◆ Goal of the exercise: Where a line in the listing contains the string "components", copy that line out.

===== Material for this task =====

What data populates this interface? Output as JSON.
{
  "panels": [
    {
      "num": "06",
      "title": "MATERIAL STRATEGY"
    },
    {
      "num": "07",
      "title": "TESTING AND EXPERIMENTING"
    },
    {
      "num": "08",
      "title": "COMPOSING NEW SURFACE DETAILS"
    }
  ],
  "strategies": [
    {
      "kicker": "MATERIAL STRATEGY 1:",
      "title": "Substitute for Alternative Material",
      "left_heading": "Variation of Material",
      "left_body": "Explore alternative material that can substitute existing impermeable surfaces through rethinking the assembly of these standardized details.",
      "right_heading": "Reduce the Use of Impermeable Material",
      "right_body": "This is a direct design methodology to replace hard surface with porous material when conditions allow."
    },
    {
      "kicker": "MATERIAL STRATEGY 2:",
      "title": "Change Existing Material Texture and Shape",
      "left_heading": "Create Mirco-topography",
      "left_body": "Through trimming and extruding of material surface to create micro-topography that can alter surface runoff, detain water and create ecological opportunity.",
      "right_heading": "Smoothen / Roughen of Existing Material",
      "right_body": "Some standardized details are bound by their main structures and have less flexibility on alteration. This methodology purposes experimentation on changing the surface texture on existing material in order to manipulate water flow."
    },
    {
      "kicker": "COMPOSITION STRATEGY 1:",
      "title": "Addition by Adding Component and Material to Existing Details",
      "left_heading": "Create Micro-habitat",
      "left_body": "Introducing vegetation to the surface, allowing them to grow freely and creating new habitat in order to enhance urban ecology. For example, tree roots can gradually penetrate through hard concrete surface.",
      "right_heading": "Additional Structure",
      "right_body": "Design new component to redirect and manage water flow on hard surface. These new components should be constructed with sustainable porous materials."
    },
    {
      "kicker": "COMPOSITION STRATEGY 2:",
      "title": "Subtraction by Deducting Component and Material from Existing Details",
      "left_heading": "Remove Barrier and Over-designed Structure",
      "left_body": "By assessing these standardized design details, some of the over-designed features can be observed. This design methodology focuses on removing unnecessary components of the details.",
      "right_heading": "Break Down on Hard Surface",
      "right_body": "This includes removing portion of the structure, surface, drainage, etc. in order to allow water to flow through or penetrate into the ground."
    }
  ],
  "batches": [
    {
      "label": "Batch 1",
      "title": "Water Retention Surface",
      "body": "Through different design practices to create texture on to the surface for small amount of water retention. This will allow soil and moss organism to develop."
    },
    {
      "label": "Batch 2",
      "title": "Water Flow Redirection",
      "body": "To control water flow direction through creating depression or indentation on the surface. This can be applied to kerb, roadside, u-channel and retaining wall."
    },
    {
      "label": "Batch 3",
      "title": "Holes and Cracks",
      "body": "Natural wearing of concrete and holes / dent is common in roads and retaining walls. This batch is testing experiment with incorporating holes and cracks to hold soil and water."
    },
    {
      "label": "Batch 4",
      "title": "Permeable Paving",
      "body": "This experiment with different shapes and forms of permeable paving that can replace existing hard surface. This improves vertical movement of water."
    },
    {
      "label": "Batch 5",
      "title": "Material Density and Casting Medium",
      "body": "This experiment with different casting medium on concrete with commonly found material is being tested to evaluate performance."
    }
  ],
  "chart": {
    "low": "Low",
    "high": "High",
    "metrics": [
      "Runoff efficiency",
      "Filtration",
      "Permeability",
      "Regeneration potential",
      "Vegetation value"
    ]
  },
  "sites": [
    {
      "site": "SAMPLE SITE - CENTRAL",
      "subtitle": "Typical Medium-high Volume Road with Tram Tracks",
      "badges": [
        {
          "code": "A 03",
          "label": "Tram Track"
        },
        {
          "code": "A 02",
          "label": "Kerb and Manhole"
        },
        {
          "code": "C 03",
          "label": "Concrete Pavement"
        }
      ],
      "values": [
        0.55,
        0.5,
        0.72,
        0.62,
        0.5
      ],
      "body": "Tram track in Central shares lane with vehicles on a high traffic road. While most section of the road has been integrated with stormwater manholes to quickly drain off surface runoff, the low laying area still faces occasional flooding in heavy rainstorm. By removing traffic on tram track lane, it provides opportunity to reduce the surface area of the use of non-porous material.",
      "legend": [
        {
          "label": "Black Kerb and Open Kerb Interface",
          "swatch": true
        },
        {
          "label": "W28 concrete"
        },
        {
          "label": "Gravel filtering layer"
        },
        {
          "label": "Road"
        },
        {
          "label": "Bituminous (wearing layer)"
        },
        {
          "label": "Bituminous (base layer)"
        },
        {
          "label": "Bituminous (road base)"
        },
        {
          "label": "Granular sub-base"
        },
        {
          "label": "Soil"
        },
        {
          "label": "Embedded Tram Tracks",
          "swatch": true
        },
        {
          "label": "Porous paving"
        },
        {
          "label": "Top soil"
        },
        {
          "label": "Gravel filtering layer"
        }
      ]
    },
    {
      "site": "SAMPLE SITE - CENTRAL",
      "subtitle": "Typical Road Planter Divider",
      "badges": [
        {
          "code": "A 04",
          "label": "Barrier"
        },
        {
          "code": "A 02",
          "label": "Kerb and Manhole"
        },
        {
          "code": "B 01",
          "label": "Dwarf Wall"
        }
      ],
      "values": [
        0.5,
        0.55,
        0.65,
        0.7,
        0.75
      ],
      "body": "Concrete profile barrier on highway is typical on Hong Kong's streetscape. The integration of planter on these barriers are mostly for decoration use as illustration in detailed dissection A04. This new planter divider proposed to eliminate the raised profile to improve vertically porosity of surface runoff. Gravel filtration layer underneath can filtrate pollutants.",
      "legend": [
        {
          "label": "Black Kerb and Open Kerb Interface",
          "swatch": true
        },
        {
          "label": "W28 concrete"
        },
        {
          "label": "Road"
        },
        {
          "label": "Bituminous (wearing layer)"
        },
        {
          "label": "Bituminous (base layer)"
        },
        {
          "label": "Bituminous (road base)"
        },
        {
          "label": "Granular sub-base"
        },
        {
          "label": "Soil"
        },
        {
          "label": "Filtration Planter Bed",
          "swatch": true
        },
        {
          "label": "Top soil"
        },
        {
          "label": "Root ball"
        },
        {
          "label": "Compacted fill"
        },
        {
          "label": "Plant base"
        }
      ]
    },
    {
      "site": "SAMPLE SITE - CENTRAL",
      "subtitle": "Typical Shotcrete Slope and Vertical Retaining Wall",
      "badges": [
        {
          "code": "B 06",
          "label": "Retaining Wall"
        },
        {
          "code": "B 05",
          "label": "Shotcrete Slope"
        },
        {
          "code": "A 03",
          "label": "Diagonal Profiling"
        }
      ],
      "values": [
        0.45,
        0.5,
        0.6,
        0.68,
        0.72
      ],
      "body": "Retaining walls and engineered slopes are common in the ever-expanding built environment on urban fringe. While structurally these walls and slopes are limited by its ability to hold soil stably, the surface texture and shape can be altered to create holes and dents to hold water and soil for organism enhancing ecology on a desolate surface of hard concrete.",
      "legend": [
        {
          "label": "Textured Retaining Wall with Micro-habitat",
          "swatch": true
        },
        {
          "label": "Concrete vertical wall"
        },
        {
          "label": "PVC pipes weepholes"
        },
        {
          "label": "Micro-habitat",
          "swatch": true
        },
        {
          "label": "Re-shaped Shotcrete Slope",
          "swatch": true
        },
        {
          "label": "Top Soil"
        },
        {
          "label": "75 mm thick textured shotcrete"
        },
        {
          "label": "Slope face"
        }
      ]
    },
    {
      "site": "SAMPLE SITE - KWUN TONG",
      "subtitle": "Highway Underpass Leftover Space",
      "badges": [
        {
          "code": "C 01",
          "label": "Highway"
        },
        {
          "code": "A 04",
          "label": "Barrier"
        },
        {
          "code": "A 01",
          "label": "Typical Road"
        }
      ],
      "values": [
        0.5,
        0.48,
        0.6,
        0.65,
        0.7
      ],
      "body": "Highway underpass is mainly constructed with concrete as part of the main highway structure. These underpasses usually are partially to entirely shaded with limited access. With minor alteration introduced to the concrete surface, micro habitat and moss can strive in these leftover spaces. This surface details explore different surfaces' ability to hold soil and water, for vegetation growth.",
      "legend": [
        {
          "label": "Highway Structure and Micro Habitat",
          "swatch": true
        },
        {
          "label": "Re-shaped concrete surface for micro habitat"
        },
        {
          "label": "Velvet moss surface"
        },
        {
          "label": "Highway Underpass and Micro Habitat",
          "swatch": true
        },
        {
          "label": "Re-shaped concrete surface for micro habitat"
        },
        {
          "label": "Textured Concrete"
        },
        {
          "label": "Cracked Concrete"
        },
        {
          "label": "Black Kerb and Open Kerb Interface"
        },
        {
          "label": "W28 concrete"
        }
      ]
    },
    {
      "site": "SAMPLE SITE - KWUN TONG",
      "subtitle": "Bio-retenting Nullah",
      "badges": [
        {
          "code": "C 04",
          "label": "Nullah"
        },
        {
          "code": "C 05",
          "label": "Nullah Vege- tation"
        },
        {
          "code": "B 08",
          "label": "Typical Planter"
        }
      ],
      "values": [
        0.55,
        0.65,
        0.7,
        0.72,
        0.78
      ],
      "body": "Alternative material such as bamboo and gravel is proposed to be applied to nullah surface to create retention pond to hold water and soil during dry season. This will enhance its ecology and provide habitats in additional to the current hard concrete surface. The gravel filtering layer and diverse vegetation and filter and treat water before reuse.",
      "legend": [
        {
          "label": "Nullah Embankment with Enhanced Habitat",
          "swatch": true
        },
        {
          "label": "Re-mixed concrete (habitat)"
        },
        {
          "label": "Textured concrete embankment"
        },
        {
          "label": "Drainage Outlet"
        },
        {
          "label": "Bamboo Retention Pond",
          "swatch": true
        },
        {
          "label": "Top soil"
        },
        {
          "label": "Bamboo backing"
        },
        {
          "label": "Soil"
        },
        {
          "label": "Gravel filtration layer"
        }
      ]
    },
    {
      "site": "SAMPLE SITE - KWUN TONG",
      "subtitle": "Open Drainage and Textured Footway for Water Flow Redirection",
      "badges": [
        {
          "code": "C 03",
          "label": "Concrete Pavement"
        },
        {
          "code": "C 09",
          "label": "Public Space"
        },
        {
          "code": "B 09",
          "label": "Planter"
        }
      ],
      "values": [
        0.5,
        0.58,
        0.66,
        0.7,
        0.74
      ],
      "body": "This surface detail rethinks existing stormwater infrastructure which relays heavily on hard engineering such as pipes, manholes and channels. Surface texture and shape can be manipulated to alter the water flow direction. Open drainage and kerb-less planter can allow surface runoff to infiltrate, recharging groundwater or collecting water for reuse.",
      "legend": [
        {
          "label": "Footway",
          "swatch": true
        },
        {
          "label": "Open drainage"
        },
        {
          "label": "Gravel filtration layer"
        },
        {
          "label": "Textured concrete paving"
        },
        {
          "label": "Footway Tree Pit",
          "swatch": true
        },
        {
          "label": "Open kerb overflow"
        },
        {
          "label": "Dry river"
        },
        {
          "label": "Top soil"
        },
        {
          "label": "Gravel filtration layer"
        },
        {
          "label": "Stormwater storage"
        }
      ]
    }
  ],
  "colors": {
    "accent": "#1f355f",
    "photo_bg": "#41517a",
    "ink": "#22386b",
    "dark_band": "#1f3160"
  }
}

=====

◆ Answer in full:
      "right_body": "Design new component to redirect and manage water flow on hard surface. These new components should be constructed with sustainable porous materials."
      "left_body": "By assessing these standardized design details, some of the over-designed features can be observed. This design methodology focuses on removing unnecessary components of the details.",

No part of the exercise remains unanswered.